Set problem: Pictures within the data are to be left out; everything else must be reproduced exactly.
══════
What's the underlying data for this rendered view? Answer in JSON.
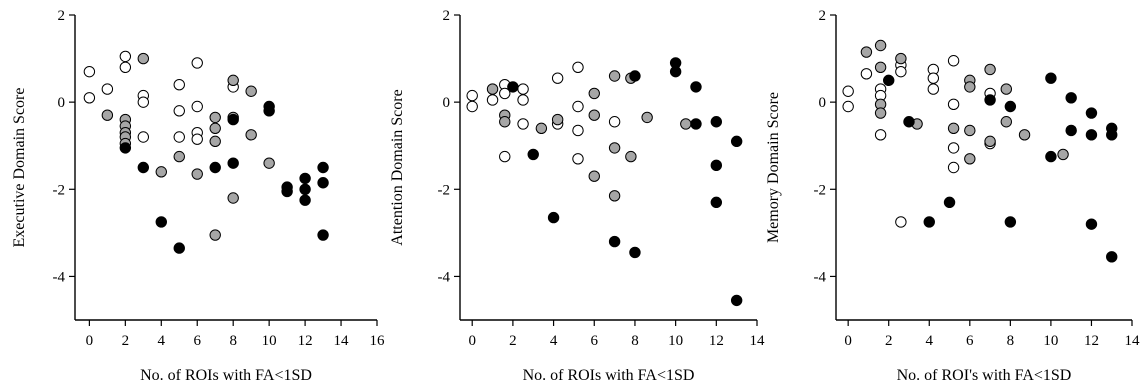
{
  "chart_data": [
    {
      "type": "scatter",
      "xlabel": "No. of ROIs with FA<1SD",
      "ylabel": "Executive Domain Score",
      "xlim": [
        -0.8,
        16
      ],
      "ylim": [
        -5,
        2
      ],
      "xticks": [
        0,
        2,
        4,
        6,
        8,
        10,
        12,
        14,
        16
      ],
      "yticks": [
        2,
        0,
        -2,
        -4
      ],
      "grid": false,
      "series": [
        {
          "fill": "#ffffff",
          "points": [
            [
              0,
              0.7
            ],
            [
              0,
              0.1
            ],
            [
              1,
              0.3
            ],
            [
              2,
              1.05
            ],
            [
              2,
              0.8
            ],
            [
              3,
              0.15
            ],
            [
              3,
              0.0
            ],
            [
              3,
              -0.8
            ],
            [
              5,
              0.4
            ],
            [
              5,
              -0.2
            ],
            [
              5,
              -0.8
            ],
            [
              6,
              0.9
            ],
            [
              6,
              -0.1
            ],
            [
              6,
              -0.7
            ],
            [
              6,
              -0.85
            ],
            [
              8,
              0.35
            ]
          ]
        },
        {
          "fill": "#a6a6a6",
          "points": [
            [
              1,
              -0.3
            ],
            [
              2,
              -0.4
            ],
            [
              2,
              -0.55
            ],
            [
              2,
              -0.7
            ],
            [
              2,
              -0.8
            ],
            [
              2,
              -0.95
            ],
            [
              3,
              1.0
            ],
            [
              4,
              -1.6
            ],
            [
              5,
              -1.25
            ],
            [
              6,
              -1.65
            ],
            [
              7,
              -0.35
            ],
            [
              7,
              -0.6
            ],
            [
              7,
              -0.9
            ],
            [
              7,
              -3.05
            ],
            [
              8,
              0.5
            ],
            [
              8,
              -0.35
            ],
            [
              8,
              -2.2
            ],
            [
              9,
              0.25
            ],
            [
              9,
              -0.75
            ],
            [
              10,
              -1.4
            ]
          ]
        },
        {
          "fill": "#000000",
          "points": [
            [
              2,
              -1.05
            ],
            [
              3,
              -1.5
            ],
            [
              4,
              -2.75
            ],
            [
              5,
              -3.35
            ],
            [
              7,
              -1.5
            ],
            [
              8,
              -0.4
            ],
            [
              8,
              -1.4
            ],
            [
              10,
              -0.1
            ],
            [
              10,
              -0.2
            ],
            [
              11,
              -1.95
            ],
            [
              11,
              -2.05
            ],
            [
              12,
              -1.75
            ],
            [
              12,
              -2.0
            ],
            [
              12,
              -2.25
            ],
            [
              13,
              -1.5
            ],
            [
              13,
              -1.85
            ],
            [
              13,
              -3.05
            ]
          ]
        }
      ]
    },
    {
      "type": "scatter",
      "xlabel": "No. of ROIs with FA<1SD",
      "ylabel": "Attention Domain Score",
      "xlim": [
        -0.6,
        14
      ],
      "ylim": [
        -5,
        2
      ],
      "xticks": [
        0,
        2,
        4,
        6,
        8,
        10,
        12,
        14
      ],
      "yticks": [
        2,
        0,
        -2,
        -4
      ],
      "grid": false,
      "series": [
        {
          "fill": "#ffffff",
          "points": [
            [
              0,
              0.15
            ],
            [
              0,
              -0.1
            ],
            [
              1,
              0.05
            ],
            [
              1.6,
              0.4
            ],
            [
              1.6,
              0.2
            ],
            [
              1.6,
              -1.25
            ],
            [
              2.5,
              0.3
            ],
            [
              2.5,
              0.05
            ],
            [
              2.5,
              -0.5
            ],
            [
              4.2,
              0.55
            ],
            [
              4.2,
              -0.5
            ],
            [
              5.2,
              0.8
            ],
            [
              5.2,
              -0.1
            ],
            [
              5.2,
              -0.65
            ],
            [
              5.2,
              -1.3
            ],
            [
              7,
              -0.45
            ]
          ]
        },
        {
          "fill": "#a6a6a6",
          "points": [
            [
              1,
              0.3
            ],
            [
              1.6,
              -0.3
            ],
            [
              1.6,
              -0.45
            ],
            [
              3.4,
              -0.6
            ],
            [
              4.2,
              -0.4
            ],
            [
              6,
              0.2
            ],
            [
              6,
              -0.3
            ],
            [
              6,
              -1.7
            ],
            [
              7,
              0.6
            ],
            [
              7,
              -1.05
            ],
            [
              7,
              -2.15
            ],
            [
              7.8,
              0.55
            ],
            [
              7.8,
              -1.25
            ],
            [
              8.6,
              -0.35
            ],
            [
              10.5,
              -0.5
            ]
          ]
        },
        {
          "fill": "#000000",
          "points": [
            [
              2,
              0.35
            ],
            [
              3,
              -1.2
            ],
            [
              4,
              -2.65
            ],
            [
              7,
              -3.2
            ],
            [
              8,
              0.6
            ],
            [
              8,
              -3.45
            ],
            [
              10,
              0.9
            ],
            [
              10,
              0.7
            ],
            [
              11,
              0.35
            ],
            [
              11,
              -0.5
            ],
            [
              12,
              -0.45
            ],
            [
              12,
              -1.45
            ],
            [
              12,
              -2.3
            ],
            [
              13,
              -0.9
            ],
            [
              13,
              -4.55
            ]
          ]
        }
      ]
    },
    {
      "type": "scatter",
      "xlabel": "No. of ROI's with FA<1SD",
      "ylabel": "Memory Domain Score",
      "xlim": [
        -0.6,
        14
      ],
      "ylim": [
        -5,
        2
      ],
      "xticks": [
        0,
        2,
        4,
        6,
        8,
        10,
        12,
        14
      ],
      "yticks": [
        2,
        0,
        -2,
        -4
      ],
      "grid": false,
      "series": [
        {
          "fill": "#ffffff",
          "points": [
            [
              0,
              0.25
            ],
            [
              0,
              -0.1
            ],
            [
              0.9,
              0.65
            ],
            [
              1.6,
              0.3
            ],
            [
              1.6,
              0.15
            ],
            [
              1.6,
              -0.75
            ],
            [
              2.6,
              0.85
            ],
            [
              2.6,
              0.7
            ],
            [
              2.6,
              -2.75
            ],
            [
              4.2,
              0.75
            ],
            [
              4.2,
              0.55
            ],
            [
              4.2,
              0.3
            ],
            [
              5.2,
              0.95
            ],
            [
              5.2,
              -0.05
            ],
            [
              5.2,
              -1.05
            ],
            [
              5.2,
              -1.5
            ],
            [
              7,
              0.2
            ],
            [
              7,
              -0.95
            ]
          ]
        },
        {
          "fill": "#a6a6a6",
          "points": [
            [
              0.9,
              1.15
            ],
            [
              1.6,
              1.3
            ],
            [
              1.6,
              0.8
            ],
            [
              1.6,
              -0.05
            ],
            [
              1.6,
              -0.25
            ],
            [
              2.6,
              1.0
            ],
            [
              3.4,
              -0.5
            ],
            [
              5.2,
              -0.6
            ],
            [
              6,
              0.5
            ],
            [
              6,
              0.35
            ],
            [
              6,
              -0.65
            ],
            [
              6,
              -1.3
            ],
            [
              7,
              0.75
            ],
            [
              7,
              -0.9
            ],
            [
              7.8,
              0.3
            ],
            [
              7.8,
              -0.45
            ],
            [
              8.7,
              -0.75
            ],
            [
              10.6,
              -1.2
            ]
          ]
        },
        {
          "fill": "#000000",
          "points": [
            [
              2,
              0.5
            ],
            [
              3,
              -0.45
            ],
            [
              4,
              -2.75
            ],
            [
              5,
              -2.3
            ],
            [
              7,
              0.05
            ],
            [
              8,
              -0.1
            ],
            [
              8,
              -2.75
            ],
            [
              10,
              0.55
            ],
            [
              10,
              -1.25
            ],
            [
              11,
              0.1
            ],
            [
              11,
              -0.65
            ],
            [
              12,
              -0.25
            ],
            [
              12,
              -0.75
            ],
            [
              12,
              -2.8
            ],
            [
              13,
              -0.6
            ],
            [
              13,
              -0.75
            ],
            [
              13,
              -3.55
            ]
          ]
        }
      ]
    }
  ]
}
══════
Task answer:
What's the underlying data for this rendered view? Answer in JSON.
{
  "chart_data": [
    {
      "type": "scatter",
      "xlabel": "No. of ROIs with FA<1SD",
      "ylabel": "Executive Domain Score",
      "xlim": [
        -0.8,
        16
      ],
      "ylim": [
        -5,
        2
      ],
      "xticks": [
        0,
        2,
        4,
        6,
        8,
        10,
        12,
        14,
        16
      ],
      "yticks": [
        2,
        0,
        -2,
        -4
      ],
      "grid": false,
      "series": [
        {
          "fill": "#ffffff",
          "points": [
            [
              0,
              0.7
            ],
            [
              0,
              0.1
            ],
            [
              1,
              0.3
            ],
            [
              2,
              1.05
            ],
            [
              2,
              0.8
            ],
            [
              3,
              0.15
            ],
            [
              3,
              0.0
            ],
            [
              3,
              -0.8
            ],
            [
              5,
              0.4
            ],
            [
              5,
              -0.2
            ],
            [
              5,
              -0.8
            ],
            [
              6,
              0.9
            ],
            [
              6,
              -0.1
            ],
            [
              6,
              -0.7
            ],
            [
              6,
              -0.85
            ],
            [
              8,
              0.35
            ]
          ]
        },
        {
          "fill": "#a6a6a6",
          "points": [
            [
              1,
              -0.3
            ],
            [
              2,
              -0.4
            ],
            [
              2,
              -0.55
            ],
            [
              2,
              -0.7
            ],
            [
              2,
              -0.8
            ],
            [
              2,
              -0.95
            ],
            [
              3,
              1.0
            ],
            [
              4,
              -1.6
            ],
            [
              5,
              -1.25
            ],
            [
              6,
              -1.65
            ],
            [
              7,
              -0.35
            ],
            [
              7,
              -0.6
            ],
            [
              7,
              -0.9
            ],
            [
              7,
              -3.05
            ],
            [
              8,
              0.5
            ],
            [
              8,
              -0.35
            ],
            [
              8,
              -2.2
            ],
            [
              9,
              0.25
            ],
            [
              9,
              -0.75
            ],
            [
              10,
              -1.4
            ]
          ]
        },
        {
          "fill": "#000000",
          "points": [
            [
              2,
              -1.05
            ],
            [
              3,
              -1.5
            ],
            [
              4,
              -2.75
            ],
            [
              5,
              -3.35
            ],
            [
              7,
              -1.5
            ],
            [
              8,
              -0.4
            ],
            [
              8,
              -1.4
            ],
            [
              10,
              -0.1
            ],
            [
              10,
              -0.2
            ],
            [
              11,
              -1.95
            ],
            [
              11,
              -2.05
            ],
            [
              12,
              -1.75
            ],
            [
              12,
              -2.0
            ],
            [
              12,
              -2.25
            ],
            [
              13,
              -1.5
            ],
            [
              13,
              -1.85
            ],
            [
              13,
              -3.05
            ]
          ]
        }
      ]
    },
    {
      "type": "scatter",
      "xlabel": "No. of ROIs with FA<1SD",
      "ylabel": "Attention Domain Score",
      "xlim": [
        -0.6,
        14
      ],
      "ylim": [
        -5,
        2
      ],
      "xticks": [
        0,
        2,
        4,
        6,
        8,
        10,
        12,
        14
      ],
      "yticks": [
        2,
        0,
        -2,
        -4
      ],
      "grid": false,
      "series": [
        {
          "fill": "#ffffff",
          "points": [
            [
              0,
              0.15
            ],
            [
              0,
              -0.1
            ],
            [
              1,
              0.05
            ],
            [
              1.6,
              0.4
            ],
            [
              1.6,
              0.2
            ],
            [
              1.6,
              -1.25
            ],
            [
              2.5,
              0.3
            ],
            [
              2.5,
              0.05
            ],
            [
              2.5,
              -0.5
            ],
            [
              4.2,
              0.55
            ],
            [
              4.2,
              -0.5
            ],
            [
              5.2,
              0.8
            ],
            [
              5.2,
              -0.1
            ],
            [
              5.2,
              -0.65
            ],
            [
              5.2,
              -1.3
            ],
            [
              7,
              -0.45
            ]
          ]
        },
        {
          "fill": "#a6a6a6",
          "points": [
            [
              1,
              0.3
            ],
            [
              1.6,
              -0.3
            ],
            [
              1.6,
              -0.45
            ],
            [
              3.4,
              -0.6
            ],
            [
              4.2,
              -0.4
            ],
            [
              6,
              0.2
            ],
            [
              6,
              -0.3
            ],
            [
              6,
              -1.7
            ],
            [
              7,
              0.6
            ],
            [
              7,
              -1.05
            ],
            [
              7,
              -2.15
            ],
            [
              7.8,
              0.55
            ],
            [
              7.8,
              -1.25
            ],
            [
              8.6,
              -0.35
            ],
            [
              10.5,
              -0.5
            ]
          ]
        },
        {
          "fill": "#000000",
          "points": [
            [
              2,
              0.35
            ],
            [
              3,
              -1.2
            ],
            [
              4,
              -2.65
            ],
            [
              7,
              -3.2
            ],
            [
              8,
              0.6
            ],
            [
              8,
              -3.45
            ],
            [
              10,
              0.9
            ],
            [
              10,
              0.7
            ],
            [
              11,
              0.35
            ],
            [
              11,
              -0.5
            ],
            [
              12,
              -0.45
            ],
            [
              12,
              -1.45
            ],
            [
              12,
              -2.3
            ],
            [
              13,
              -0.9
            ],
            [
              13,
              -4.55
            ]
          ]
        }
      ]
    },
    {
      "type": "scatter",
      "xlabel": "No. of ROI's with FA<1SD",
      "ylabel": "Memory Domain Score",
      "xlim": [
        -0.6,
        14
      ],
      "ylim": [
        -5,
        2
      ],
      "xticks": [
        0,
        2,
        4,
        6,
        8,
        10,
        12,
        14
      ],
      "yticks": [
        2,
        0,
        -2,
        -4
      ],
      "grid": false,
      "series": [
        {
          "fill": "#ffffff",
          "points": [
            [
              0,
              0.25
            ],
            [
              0,
              -0.1
            ],
            [
              0.9,
              0.65
            ],
            [
              1.6,
              0.3
            ],
            [
              1.6,
              0.15
            ],
            [
              1.6,
              -0.75
            ],
            [
              2.6,
              0.85
            ],
            [
              2.6,
              0.7
            ],
            [
              2.6,
              -2.75
            ],
            [
              4.2,
              0.75
            ],
            [
              4.2,
              0.55
            ],
            [
              4.2,
              0.3
            ],
            [
              5.2,
              0.95
            ],
            [
              5.2,
              -0.05
            ],
            [
              5.2,
              -1.05
            ],
            [
              5.2,
              -1.5
            ],
            [
              7,
              0.2
            ],
            [
              7,
              -0.95
            ]
          ]
        },
        {
          "fill": "#a6a6a6",
          "points": [
            [
              0.9,
              1.15
            ],
            [
              1.6,
              1.3
            ],
            [
              1.6,
              0.8
            ],
            [
              1.6,
              -0.05
            ],
            [
              1.6,
              -0.25
            ],
            [
              2.6,
              1.0
            ],
            [
              3.4,
              -0.5
            ],
            [
              5.2,
              -0.6
            ],
            [
              6,
              0.5
            ],
            [
              6,
              0.35
            ],
            [
              6,
              -0.65
            ],
            [
              6,
              -1.3
            ],
            [
              7,
              0.75
            ],
            [
              7,
              -0.9
            ],
            [
              7.8,
              0.3
            ],
            [
              7.8,
              -0.45
            ],
            [
              8.7,
              -0.75
            ],
            [
              10.6,
              -1.2
            ]
          ]
        },
        {
          "fill": "#000000",
          "points": [
            [
              2,
              0.5
            ],
            [
              3,
              -0.45
            ],
            [
              4,
              -2.75
            ],
            [
              5,
              -2.3
            ],
            [
              7,
              0.05
            ],
            [
              8,
              -0.1
            ],
            [
              8,
              -2.75
            ],
            [
              10,
              0.55
            ],
            [
              10,
              -1.25
            ],
            [
              11,
              0.1
            ],
            [
              11,
              -0.65
            ],
            [
              12,
              -0.25
            ],
            [
              12,
              -0.75
            ],
            [
              12,
              -2.8
            ],
            [
              13,
              -0.6
            ],
            [
              13,
              -0.75
            ],
            [
              13,
              -3.55
            ]
          ]
        }
      ]
    }
  ]
}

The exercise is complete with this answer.